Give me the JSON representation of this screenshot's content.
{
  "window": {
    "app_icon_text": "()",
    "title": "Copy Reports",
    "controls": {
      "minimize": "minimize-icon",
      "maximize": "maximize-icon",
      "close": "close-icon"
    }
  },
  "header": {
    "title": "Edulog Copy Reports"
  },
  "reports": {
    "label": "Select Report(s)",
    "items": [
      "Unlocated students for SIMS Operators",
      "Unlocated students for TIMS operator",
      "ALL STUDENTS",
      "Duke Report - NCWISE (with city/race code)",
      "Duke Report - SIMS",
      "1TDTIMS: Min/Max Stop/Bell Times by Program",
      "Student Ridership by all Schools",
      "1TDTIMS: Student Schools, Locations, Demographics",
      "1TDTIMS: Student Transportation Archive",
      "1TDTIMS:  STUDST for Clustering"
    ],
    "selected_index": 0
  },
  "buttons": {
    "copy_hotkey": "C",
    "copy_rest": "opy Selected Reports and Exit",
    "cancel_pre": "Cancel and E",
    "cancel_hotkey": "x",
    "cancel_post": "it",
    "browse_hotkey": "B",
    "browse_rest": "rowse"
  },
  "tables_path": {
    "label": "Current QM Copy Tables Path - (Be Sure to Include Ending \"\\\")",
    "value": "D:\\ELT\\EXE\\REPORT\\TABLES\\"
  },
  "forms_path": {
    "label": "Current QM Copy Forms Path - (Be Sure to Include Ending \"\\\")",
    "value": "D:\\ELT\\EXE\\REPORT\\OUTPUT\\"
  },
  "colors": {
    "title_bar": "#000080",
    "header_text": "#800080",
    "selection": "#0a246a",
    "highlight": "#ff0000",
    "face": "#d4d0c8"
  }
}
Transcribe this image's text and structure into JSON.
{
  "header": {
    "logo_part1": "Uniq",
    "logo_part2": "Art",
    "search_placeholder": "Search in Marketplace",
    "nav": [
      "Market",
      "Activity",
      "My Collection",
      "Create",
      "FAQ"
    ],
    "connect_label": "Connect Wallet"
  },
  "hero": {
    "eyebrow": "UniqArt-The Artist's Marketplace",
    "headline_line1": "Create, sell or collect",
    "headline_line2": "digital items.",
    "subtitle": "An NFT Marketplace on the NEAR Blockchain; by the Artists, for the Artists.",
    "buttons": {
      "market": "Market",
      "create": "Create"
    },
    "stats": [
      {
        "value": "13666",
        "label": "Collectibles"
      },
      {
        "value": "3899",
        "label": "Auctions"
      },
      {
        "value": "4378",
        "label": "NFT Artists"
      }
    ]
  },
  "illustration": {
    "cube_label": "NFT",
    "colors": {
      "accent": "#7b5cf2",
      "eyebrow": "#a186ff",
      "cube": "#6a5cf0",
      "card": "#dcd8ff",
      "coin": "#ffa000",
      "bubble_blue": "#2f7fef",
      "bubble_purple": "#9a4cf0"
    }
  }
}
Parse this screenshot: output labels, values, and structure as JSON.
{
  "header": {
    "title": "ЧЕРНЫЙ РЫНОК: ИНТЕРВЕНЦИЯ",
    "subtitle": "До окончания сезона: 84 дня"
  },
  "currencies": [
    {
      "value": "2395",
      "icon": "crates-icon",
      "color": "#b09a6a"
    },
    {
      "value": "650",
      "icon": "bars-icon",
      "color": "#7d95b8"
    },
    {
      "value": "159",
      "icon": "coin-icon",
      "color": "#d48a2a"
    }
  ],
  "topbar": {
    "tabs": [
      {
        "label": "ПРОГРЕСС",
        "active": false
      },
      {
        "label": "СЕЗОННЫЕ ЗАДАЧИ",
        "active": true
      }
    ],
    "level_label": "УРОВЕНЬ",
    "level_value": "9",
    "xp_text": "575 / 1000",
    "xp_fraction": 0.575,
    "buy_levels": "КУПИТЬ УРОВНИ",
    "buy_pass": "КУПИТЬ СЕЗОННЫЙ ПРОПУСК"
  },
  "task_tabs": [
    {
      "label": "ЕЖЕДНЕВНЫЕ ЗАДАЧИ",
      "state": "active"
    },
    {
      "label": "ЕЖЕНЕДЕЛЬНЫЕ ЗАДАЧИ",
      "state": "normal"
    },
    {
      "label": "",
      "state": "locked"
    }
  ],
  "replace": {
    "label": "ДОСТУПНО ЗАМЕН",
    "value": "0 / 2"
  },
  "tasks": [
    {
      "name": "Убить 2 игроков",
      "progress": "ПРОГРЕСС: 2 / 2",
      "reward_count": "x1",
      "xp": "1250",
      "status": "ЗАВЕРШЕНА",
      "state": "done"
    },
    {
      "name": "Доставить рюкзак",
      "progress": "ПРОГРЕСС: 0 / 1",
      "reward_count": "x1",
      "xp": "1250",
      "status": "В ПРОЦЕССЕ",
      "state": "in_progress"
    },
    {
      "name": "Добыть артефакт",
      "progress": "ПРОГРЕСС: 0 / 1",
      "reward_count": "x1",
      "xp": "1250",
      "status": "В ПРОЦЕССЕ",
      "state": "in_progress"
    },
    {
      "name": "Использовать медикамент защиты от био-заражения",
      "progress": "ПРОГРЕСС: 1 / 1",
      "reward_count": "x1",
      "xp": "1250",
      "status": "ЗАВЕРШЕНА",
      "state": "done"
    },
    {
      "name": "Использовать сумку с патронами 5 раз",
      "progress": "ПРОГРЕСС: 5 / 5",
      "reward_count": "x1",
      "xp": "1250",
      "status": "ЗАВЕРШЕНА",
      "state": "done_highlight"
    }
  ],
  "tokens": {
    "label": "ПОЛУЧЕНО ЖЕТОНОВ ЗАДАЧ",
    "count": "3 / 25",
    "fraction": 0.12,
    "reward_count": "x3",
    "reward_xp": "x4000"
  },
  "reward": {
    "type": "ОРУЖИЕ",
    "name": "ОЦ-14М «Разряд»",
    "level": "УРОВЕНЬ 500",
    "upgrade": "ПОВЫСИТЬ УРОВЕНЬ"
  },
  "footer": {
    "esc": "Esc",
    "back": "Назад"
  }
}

+ + + + + + +

• **STATED EXERCISE**:
Review the preceding data and report every line that includes the string "Schools".

• **ANSWER TO THIS TASK**:
      "Student Ridership by all Schools",
      "1TDTIMS: Student Schools, Locations, Demographics",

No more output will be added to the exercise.